_Page extract_:
———
Charter airline of Turkey

Freebird Airlines (legally Hürkuş Hava Yolu Taşımacılık ve Ticaret A.Ş.), a subsidiary of Gözen Holding, is an international airline registered in Turkey and Malta. Primarily focusing on European countries, it operates scheduled and charter flights to various holiday destinations. Its main base is Antalya Airport.

== History ==
Freebird Airlines was established in 2000 and commenced its first commercial flight on 5 April 2001. Initially operating with a fleet of three McDonnell Douglas MD-83 aircraft, the airline has expanded its operations and, as of 2025, flies to over 100 airports with a fleet of 14 Airbus A320 aircraft.

The airline operates a fleet of 14 Airbus A320 aircraft, certified under both Turkish and Maltese aviation authorities. These aircraft are configured for 180 passengers and primarily serve leisure destinations across Europe.
———
_Dataset extract_:
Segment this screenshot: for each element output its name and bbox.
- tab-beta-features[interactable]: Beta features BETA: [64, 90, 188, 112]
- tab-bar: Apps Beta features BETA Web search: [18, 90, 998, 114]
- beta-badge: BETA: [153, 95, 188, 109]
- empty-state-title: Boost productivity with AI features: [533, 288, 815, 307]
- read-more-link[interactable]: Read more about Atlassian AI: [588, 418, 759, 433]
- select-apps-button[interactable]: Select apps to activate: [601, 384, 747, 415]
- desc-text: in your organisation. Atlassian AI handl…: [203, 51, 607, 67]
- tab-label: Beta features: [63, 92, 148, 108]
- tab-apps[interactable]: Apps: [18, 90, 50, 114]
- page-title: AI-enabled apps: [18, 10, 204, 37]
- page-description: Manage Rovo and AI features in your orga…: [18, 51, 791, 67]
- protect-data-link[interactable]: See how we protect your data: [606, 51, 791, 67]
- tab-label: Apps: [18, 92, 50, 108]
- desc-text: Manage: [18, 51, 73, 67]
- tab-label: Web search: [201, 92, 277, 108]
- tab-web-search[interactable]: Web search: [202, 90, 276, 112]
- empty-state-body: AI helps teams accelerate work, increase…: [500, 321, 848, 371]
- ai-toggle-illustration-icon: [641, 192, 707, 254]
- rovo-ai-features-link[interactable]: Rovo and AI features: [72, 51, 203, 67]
———
_Problem 1_:
From the Freebird Airlines text, set down word for word the part that opens with the words containing "Charter airline of" and closes with "is Antalya Airport.".
_Problem 2_:
According to the Freebird Airlines text, on what date did the airline make its first commercial flight?
Rely only on the Freebird Airlines text, not on the entries.

_Solution 1_:
Charter airline of Turkey

Freebird Airlines (legally Hürkuş Hava Yolu Taşımacılık ve Ticaret A.Ş.), a subsidiary of Gözen Holding, is an international airline registered in Turkey and Malta. Primarily focusing on European countries, it operates scheduled and charter flights to various holiday destinations. Its main base is Antalya Airport.

_Solution 2_:
5 April 2001